TO BE DONE:
Report how many lines hold the string "下面由我为大家搜集整理了计算机操作系统的知识点总结". Give the number and nothing else.
+-------+
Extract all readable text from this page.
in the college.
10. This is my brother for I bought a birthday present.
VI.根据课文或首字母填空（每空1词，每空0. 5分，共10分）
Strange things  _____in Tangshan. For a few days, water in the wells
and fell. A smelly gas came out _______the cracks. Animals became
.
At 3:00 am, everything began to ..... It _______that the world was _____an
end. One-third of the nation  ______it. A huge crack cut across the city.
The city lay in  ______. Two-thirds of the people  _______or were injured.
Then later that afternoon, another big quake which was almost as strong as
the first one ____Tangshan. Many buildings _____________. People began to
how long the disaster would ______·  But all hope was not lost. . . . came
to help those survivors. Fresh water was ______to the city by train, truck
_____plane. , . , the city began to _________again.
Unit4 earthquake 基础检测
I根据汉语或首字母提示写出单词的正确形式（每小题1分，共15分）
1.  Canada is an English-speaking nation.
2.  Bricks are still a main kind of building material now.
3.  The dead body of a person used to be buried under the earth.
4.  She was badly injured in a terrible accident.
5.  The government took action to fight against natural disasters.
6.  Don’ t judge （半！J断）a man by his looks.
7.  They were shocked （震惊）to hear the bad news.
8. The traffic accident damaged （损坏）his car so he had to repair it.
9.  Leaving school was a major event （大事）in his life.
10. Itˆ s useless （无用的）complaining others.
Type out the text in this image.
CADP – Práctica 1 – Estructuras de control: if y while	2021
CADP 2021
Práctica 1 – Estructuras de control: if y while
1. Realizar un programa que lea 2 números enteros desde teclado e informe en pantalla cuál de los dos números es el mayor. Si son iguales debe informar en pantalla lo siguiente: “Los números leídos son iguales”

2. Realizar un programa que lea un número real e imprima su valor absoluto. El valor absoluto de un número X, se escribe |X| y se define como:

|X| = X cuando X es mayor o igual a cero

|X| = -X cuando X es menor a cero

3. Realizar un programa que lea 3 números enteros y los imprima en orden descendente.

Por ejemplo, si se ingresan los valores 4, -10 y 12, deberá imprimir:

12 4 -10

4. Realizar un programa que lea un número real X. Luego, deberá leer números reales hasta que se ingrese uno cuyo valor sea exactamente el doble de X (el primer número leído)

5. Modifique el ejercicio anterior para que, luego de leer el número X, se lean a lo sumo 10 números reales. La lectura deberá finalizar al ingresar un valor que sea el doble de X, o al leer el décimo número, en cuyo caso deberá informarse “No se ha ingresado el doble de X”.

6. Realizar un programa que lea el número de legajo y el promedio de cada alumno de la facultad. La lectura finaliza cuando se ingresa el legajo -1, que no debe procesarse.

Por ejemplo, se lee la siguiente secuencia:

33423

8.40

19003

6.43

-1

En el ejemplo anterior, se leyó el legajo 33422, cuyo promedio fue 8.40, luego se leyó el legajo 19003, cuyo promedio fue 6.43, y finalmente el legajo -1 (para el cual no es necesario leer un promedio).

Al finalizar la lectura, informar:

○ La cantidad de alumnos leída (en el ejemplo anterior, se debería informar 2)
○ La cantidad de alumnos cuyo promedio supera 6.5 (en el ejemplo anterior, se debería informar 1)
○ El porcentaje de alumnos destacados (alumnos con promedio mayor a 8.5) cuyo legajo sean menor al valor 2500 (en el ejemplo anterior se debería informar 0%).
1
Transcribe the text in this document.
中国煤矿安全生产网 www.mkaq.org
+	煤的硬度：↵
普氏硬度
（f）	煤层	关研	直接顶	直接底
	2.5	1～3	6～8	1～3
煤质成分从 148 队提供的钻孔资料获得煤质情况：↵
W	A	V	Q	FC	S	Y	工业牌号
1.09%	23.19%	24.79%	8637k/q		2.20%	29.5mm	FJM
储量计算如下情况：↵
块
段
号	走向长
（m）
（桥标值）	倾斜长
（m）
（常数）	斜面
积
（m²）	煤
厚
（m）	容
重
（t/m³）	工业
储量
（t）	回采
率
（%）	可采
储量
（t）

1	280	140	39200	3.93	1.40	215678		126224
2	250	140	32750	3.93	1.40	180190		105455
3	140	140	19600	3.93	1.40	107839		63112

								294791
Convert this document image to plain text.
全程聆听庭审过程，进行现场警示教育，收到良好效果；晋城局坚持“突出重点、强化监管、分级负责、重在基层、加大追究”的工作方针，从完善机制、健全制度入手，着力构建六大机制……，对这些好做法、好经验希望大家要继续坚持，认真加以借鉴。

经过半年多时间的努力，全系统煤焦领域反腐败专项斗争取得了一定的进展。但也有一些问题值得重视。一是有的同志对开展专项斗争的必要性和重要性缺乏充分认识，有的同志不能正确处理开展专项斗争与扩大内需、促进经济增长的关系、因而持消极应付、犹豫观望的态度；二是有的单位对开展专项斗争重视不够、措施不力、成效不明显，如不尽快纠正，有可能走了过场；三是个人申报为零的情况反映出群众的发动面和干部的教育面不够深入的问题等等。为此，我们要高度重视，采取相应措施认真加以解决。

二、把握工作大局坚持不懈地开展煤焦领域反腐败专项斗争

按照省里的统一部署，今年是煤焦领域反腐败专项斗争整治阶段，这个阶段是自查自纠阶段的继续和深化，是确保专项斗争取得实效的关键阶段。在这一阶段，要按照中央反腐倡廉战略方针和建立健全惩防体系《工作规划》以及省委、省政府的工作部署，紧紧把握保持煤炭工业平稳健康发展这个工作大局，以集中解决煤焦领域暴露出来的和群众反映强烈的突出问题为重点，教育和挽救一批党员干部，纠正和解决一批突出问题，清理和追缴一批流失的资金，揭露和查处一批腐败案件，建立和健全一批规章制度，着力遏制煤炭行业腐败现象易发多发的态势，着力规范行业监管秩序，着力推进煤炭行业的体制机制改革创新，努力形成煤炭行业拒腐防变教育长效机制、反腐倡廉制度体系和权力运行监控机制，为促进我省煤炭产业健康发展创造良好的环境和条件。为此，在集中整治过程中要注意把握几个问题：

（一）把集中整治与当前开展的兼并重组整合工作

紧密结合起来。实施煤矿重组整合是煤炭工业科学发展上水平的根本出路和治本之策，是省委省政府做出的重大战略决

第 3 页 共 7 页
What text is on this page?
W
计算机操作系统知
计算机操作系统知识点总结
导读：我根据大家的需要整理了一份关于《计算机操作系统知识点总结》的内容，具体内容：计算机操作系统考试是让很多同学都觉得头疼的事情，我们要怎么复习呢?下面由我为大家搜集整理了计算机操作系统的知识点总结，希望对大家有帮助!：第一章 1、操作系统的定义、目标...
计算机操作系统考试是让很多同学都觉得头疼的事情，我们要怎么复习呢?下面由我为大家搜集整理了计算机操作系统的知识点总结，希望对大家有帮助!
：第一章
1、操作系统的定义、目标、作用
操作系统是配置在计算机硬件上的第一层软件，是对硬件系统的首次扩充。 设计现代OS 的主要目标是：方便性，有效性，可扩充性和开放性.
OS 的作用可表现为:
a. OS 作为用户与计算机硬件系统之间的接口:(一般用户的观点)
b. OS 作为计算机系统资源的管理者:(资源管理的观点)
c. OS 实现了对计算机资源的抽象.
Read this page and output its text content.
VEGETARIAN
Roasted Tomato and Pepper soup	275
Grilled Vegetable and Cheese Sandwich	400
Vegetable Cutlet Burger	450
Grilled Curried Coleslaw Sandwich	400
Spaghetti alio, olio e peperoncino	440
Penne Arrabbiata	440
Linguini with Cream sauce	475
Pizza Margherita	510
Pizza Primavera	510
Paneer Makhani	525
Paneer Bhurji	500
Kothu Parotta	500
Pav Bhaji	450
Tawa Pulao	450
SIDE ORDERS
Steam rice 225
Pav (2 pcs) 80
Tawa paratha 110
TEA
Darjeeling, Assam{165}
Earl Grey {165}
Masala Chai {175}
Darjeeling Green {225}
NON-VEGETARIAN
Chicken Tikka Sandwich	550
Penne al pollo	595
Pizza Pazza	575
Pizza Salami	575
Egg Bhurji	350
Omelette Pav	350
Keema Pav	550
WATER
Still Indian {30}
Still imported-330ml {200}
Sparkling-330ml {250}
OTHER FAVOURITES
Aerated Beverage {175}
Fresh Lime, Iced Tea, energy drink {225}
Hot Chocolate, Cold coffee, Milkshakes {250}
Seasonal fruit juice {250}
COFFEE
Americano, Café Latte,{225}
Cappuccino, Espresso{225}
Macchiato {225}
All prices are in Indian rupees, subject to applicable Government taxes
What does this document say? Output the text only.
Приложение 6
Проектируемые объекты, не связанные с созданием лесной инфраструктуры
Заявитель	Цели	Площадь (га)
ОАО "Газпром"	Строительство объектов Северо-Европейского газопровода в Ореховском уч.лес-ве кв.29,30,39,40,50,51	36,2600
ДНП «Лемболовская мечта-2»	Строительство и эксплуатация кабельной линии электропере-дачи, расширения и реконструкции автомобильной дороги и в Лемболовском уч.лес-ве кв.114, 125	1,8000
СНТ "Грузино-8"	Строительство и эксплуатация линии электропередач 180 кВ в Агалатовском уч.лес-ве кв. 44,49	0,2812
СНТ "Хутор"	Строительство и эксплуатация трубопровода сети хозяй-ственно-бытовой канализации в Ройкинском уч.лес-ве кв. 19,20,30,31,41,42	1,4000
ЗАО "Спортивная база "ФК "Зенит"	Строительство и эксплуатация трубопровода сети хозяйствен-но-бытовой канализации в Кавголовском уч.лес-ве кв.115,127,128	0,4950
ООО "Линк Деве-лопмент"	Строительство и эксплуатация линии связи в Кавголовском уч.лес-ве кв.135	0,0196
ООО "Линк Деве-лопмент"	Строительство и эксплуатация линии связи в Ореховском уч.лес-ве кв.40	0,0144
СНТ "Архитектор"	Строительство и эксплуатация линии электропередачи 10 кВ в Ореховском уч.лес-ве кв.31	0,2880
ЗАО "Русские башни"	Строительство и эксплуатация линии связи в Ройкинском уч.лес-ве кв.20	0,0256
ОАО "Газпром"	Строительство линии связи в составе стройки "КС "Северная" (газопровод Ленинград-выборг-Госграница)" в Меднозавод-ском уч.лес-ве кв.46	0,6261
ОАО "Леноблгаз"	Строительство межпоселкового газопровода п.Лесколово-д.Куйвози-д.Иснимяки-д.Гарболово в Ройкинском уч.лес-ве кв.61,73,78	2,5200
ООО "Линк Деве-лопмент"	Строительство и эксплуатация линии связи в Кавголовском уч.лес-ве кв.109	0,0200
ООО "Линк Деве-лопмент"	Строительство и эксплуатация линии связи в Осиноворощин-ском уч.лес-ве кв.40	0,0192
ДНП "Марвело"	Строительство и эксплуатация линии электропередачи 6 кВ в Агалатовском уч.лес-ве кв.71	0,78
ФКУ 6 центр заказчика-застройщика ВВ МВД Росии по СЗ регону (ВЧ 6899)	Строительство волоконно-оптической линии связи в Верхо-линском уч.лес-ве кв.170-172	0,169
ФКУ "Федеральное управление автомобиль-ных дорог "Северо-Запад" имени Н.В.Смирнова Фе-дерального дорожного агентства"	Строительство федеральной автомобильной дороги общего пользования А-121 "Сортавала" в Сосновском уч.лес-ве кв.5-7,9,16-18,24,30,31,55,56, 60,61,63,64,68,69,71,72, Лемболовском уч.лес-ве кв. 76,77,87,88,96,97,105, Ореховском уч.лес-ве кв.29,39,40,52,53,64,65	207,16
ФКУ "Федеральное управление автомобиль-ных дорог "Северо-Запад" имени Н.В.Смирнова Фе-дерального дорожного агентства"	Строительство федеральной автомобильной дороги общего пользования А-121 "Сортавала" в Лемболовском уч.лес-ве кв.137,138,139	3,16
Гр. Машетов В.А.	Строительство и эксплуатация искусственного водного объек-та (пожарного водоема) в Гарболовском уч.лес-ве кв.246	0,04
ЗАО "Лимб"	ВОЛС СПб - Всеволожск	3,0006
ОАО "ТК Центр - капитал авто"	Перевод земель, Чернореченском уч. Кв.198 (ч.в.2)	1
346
+-------+
SOLUTION:
2